Exercise prompt: Pull out every line in the data that has the string "call" in it.

____________________

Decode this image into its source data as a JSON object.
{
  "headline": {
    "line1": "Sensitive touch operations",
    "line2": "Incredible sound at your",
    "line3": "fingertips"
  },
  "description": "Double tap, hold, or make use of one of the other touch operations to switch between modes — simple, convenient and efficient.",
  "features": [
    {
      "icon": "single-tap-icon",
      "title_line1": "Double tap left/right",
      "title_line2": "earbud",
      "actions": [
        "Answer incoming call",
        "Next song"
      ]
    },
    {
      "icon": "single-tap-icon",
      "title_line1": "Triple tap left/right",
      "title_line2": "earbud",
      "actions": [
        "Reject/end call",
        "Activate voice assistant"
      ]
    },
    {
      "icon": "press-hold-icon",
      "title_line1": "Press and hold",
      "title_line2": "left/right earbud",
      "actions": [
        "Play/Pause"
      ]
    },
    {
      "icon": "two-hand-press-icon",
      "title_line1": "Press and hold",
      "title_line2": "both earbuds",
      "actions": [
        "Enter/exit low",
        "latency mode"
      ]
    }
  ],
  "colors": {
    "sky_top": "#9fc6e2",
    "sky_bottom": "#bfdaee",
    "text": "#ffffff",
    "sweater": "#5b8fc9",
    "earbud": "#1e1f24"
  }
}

____________________

In response:
        "Answer incoming call",
        "Reject/end call",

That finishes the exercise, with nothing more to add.